Given problem:
Check every line of the entries that follow, and copy the ones containing "label".

Information provided:
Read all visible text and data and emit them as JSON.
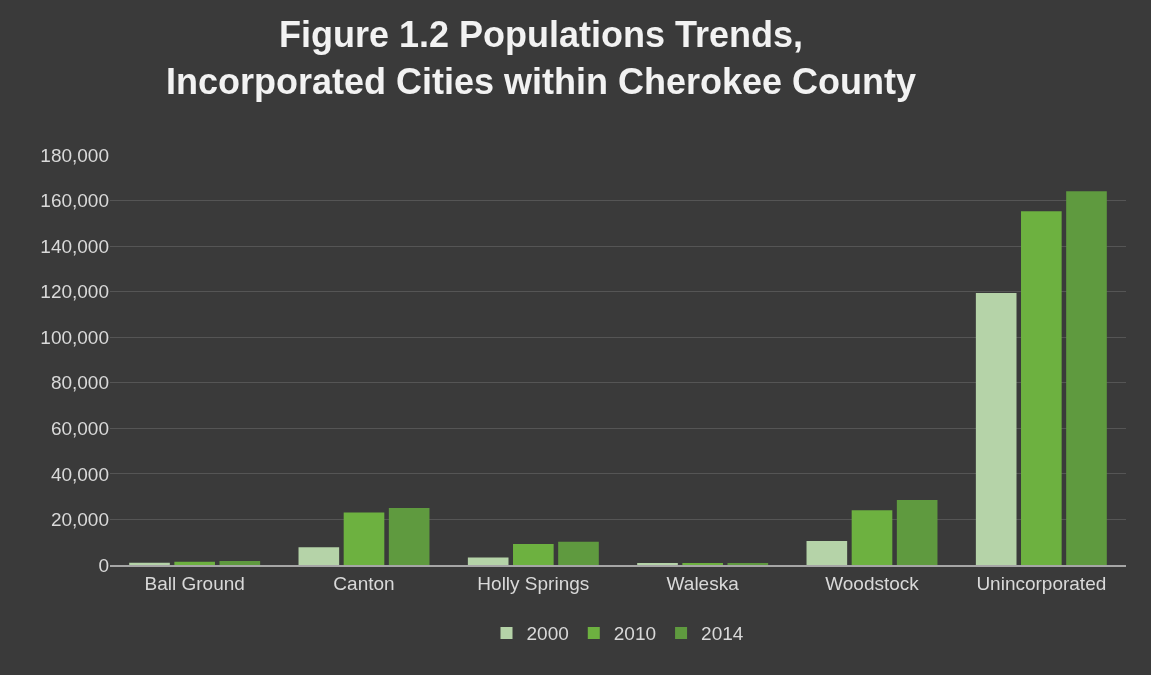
{
  "chart_data": {
    "type": "bar",
    "title": "Figure 1.2 Populations Trends, Incorporated Cities within Cherokee County",
    "categories": [
      "Ball Ground",
      "Canton",
      "Holly Springs",
      "Waleska",
      "Woodstock",
      "Unincorporated"
    ],
    "series": [
      {
        "name": "2000",
        "color": "#b5d3a8",
        "values": [
          1000,
          7800,
          3300,
          500,
          10500,
          119400
        ]
      },
      {
        "name": "2010",
        "color": "#6db140",
        "values": [
          1400,
          23000,
          9200,
          600,
          24000,
          155300
        ]
      },
      {
        "name": "2014",
        "color": "#5f9a3f",
        "values": [
          1800,
          25000,
          10200,
          900,
          28500,
          164100
        ]
      }
    ],
    "ylim": [
      0,
      180000
    ],
    "yticks": [
      {
        "value": 0,
        "label": "0"
      },
      {
        "value": 20000,
        "label": "20,000"
      },
      {
        "value": 40000,
        "label": "40,000"
      },
      {
        "value": 60000,
        "label": "60,000"
      },
      {
        "value": 80000,
        "label": "80,000"
      },
      {
        "value": 100000,
        "label": "100,000"
      },
      {
        "value": 120000,
        "label": "120,000"
      },
      {
        "value": 140000,
        "label": "140,000"
      },
      {
        "value": 160000,
        "label": "160,000"
      },
      {
        "value": 180000,
        "label": "180,000"
      }
    ],
    "grid": "y",
    "legend": "bottom"
  }
}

Exercise output:
        "label": "0"
        "label": "20,000"
        "label": "40,000"
        "label": "60,000"
        "label": "80,000"
        "label": "100,000"
        "label": "120,000"
        "label": "140,000"
        "label": "160,000"
        "label": "180,000"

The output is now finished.